* **STATED PROBLEM**
Where a line in the listing below contains the word "clicks", copy that line.

* **DATA LINES**

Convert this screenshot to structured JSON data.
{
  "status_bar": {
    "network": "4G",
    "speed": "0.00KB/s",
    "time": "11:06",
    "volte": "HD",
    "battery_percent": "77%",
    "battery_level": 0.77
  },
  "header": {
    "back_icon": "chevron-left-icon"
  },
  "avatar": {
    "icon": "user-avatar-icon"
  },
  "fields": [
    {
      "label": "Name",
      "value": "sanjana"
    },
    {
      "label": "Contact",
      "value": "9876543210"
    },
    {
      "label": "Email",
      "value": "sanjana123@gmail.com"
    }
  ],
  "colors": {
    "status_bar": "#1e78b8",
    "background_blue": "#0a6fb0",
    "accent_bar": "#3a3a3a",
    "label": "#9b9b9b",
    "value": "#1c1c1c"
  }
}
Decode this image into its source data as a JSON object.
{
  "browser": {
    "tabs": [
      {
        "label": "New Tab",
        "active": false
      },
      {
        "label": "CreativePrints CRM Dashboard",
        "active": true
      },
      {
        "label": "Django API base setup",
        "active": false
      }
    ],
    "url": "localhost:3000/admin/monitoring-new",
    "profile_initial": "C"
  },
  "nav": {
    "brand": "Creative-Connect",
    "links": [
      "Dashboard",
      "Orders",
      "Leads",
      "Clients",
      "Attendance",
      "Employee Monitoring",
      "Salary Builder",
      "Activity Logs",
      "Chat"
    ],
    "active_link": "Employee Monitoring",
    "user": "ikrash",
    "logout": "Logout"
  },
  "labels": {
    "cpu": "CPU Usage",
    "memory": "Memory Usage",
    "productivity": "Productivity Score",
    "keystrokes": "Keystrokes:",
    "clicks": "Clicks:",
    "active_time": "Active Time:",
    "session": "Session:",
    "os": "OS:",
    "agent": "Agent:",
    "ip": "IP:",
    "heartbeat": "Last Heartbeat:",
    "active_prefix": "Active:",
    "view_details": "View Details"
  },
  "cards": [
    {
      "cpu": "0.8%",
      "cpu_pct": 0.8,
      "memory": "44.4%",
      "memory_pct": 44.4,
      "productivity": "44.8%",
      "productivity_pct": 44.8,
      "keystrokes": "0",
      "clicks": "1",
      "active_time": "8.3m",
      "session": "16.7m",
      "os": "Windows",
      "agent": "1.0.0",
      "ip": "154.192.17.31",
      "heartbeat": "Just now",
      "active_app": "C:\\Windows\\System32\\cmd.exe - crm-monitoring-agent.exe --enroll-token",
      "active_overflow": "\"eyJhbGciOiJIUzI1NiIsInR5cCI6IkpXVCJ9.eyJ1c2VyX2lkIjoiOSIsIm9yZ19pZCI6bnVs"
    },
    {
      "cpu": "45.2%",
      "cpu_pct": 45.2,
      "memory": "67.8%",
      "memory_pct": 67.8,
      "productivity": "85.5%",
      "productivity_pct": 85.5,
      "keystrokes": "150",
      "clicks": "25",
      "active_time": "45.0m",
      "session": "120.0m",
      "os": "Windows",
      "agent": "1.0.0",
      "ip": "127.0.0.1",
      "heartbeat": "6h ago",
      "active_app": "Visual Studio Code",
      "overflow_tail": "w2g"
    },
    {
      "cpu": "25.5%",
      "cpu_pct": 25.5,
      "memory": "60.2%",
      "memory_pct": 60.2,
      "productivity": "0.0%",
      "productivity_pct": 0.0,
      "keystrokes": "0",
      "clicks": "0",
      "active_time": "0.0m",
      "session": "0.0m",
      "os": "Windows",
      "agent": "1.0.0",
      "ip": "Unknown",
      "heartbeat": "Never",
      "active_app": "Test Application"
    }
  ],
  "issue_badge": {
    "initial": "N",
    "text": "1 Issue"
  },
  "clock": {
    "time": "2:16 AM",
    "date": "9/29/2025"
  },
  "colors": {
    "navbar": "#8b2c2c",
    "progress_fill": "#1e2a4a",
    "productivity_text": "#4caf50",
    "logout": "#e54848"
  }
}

* **PROBLEM SOLUTION**
    "clicks": "Clicks:",
      "clicks": "1",
      "clicks": "25",
      "clicks": "0",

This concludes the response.